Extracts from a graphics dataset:
----------

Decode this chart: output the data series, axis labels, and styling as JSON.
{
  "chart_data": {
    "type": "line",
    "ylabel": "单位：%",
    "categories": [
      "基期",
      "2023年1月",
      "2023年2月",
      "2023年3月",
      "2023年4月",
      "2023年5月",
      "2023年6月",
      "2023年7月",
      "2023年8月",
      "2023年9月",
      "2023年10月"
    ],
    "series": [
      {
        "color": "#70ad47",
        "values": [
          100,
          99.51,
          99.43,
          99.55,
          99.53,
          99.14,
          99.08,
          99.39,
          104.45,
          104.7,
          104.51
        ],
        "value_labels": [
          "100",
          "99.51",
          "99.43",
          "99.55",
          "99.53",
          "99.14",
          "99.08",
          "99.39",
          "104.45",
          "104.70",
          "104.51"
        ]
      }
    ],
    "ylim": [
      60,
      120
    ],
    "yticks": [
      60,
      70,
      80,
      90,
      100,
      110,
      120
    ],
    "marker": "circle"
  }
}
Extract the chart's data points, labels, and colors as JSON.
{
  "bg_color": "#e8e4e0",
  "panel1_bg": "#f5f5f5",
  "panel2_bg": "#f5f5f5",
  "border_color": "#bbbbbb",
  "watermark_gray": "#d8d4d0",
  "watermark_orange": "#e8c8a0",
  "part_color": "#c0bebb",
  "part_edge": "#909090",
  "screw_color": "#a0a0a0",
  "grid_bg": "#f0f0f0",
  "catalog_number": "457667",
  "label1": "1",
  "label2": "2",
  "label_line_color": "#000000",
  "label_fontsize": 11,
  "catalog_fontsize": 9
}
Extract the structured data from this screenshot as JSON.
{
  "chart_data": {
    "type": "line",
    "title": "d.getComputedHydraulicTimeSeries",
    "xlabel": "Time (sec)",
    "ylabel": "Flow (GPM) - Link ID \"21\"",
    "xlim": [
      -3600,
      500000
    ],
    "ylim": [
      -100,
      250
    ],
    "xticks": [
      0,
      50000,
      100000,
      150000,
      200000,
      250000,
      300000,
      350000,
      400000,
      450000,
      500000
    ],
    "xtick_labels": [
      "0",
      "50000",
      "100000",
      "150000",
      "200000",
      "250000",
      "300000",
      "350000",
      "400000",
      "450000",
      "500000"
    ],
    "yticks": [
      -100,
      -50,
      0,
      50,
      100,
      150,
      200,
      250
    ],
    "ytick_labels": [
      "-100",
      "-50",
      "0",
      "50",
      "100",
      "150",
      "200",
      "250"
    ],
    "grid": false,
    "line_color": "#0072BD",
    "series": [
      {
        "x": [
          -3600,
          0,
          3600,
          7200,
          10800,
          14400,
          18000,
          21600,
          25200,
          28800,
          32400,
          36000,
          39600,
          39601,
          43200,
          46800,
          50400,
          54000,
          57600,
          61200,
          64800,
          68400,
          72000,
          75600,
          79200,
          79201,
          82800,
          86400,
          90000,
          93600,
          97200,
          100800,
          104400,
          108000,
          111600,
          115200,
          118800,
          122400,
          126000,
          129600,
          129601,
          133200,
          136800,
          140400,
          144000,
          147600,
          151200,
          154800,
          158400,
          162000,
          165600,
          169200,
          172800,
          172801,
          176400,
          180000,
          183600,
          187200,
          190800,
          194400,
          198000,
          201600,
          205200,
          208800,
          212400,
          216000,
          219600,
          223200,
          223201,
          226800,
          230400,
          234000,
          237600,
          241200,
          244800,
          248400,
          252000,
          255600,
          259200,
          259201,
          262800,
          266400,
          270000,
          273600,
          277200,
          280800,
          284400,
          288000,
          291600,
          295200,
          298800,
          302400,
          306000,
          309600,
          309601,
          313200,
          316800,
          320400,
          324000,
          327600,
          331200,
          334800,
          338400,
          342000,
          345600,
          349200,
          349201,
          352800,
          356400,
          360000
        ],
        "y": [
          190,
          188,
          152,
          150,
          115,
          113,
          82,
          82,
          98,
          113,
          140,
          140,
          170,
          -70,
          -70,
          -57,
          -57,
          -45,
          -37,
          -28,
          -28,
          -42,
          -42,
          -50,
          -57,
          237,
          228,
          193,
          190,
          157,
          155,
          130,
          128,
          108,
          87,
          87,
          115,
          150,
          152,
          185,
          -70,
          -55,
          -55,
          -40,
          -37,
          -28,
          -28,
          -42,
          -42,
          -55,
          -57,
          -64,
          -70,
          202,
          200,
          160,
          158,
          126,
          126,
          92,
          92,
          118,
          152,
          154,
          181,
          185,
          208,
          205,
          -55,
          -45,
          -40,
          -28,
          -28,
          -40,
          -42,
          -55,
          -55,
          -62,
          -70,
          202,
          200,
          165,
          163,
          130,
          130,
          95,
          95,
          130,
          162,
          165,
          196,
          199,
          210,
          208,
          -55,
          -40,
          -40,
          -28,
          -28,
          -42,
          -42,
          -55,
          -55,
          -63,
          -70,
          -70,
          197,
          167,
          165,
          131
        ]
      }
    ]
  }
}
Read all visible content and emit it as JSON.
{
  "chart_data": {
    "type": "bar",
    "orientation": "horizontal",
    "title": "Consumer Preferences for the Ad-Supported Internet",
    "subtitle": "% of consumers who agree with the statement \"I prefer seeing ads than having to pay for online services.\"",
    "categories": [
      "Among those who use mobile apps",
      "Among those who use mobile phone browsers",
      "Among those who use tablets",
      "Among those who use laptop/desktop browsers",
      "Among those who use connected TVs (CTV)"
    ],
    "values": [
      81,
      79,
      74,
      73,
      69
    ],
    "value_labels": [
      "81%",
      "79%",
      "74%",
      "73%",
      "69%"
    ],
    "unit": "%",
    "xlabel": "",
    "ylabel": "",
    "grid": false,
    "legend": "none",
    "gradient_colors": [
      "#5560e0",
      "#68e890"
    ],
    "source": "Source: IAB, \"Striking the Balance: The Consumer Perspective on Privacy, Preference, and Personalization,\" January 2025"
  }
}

----------

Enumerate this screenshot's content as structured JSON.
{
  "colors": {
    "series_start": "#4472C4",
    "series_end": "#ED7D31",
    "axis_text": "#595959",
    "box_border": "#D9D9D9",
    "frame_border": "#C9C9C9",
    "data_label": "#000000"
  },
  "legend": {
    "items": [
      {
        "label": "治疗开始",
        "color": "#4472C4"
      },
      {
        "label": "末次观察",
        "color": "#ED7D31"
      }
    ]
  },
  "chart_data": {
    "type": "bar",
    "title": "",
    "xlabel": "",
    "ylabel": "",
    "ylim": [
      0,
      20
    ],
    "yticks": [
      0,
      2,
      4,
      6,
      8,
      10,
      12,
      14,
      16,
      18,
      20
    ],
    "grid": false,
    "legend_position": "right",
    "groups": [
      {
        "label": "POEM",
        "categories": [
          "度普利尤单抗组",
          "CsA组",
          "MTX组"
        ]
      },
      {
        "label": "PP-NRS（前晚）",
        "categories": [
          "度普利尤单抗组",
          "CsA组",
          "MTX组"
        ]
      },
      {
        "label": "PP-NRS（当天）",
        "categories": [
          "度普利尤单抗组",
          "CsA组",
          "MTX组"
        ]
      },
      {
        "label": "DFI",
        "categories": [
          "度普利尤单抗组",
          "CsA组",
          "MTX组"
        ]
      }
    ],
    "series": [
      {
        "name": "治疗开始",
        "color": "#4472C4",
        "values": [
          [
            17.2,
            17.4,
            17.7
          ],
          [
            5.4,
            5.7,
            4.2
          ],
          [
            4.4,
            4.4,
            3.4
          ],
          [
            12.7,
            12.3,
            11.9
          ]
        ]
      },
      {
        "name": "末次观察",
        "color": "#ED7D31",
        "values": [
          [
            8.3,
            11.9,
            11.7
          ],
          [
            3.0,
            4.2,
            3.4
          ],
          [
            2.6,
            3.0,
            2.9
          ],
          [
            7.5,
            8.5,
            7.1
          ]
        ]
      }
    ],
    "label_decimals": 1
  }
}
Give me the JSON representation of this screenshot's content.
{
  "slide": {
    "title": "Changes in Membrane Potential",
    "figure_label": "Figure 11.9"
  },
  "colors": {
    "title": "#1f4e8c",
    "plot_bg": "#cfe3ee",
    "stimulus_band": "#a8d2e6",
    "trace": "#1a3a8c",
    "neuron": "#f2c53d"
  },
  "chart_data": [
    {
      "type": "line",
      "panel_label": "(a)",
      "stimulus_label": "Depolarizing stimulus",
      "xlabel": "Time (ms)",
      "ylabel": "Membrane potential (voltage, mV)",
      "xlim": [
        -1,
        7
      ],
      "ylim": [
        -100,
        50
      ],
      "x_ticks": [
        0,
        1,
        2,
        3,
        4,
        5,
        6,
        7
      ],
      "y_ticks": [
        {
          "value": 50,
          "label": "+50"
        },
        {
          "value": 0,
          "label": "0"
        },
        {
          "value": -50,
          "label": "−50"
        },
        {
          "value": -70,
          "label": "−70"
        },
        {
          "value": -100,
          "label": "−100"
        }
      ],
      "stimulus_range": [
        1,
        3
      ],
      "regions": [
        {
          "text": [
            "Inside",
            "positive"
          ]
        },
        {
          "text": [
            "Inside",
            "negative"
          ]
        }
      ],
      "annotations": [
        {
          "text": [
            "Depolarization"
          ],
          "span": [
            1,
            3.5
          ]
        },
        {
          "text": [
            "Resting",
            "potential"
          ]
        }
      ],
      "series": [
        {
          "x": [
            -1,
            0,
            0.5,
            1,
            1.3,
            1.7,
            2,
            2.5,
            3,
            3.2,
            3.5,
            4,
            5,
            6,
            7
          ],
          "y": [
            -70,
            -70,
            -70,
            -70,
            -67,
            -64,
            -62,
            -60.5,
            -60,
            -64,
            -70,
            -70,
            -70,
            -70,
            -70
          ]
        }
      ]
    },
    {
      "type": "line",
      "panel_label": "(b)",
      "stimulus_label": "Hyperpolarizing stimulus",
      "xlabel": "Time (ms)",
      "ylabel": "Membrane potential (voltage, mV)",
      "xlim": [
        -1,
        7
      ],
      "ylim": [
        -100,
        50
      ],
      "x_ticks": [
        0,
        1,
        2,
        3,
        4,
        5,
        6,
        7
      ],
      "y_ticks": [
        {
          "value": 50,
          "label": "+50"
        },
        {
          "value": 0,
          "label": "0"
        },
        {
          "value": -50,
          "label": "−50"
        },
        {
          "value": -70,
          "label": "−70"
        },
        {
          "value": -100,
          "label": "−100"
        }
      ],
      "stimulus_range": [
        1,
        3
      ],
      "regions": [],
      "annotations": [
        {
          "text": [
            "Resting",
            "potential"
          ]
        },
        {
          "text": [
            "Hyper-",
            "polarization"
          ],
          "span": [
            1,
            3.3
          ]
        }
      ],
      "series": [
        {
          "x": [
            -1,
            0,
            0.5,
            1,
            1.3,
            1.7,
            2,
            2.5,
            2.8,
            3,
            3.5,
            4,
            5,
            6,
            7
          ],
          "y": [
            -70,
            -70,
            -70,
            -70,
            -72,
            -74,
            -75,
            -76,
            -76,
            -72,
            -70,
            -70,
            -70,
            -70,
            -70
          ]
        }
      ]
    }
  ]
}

----------

EXERCISE DESCRIPTION ▸
Copy out every line in the entries above that holds "those".

CORRECT ANSWER ▸
      "Among those who use mobile apps",
      "Among those who use mobile phone browsers",
      "Among those who use tablets",
      "Among those who use laptop/desktop browsers",
      "Among those who use connected TVs (CTV)"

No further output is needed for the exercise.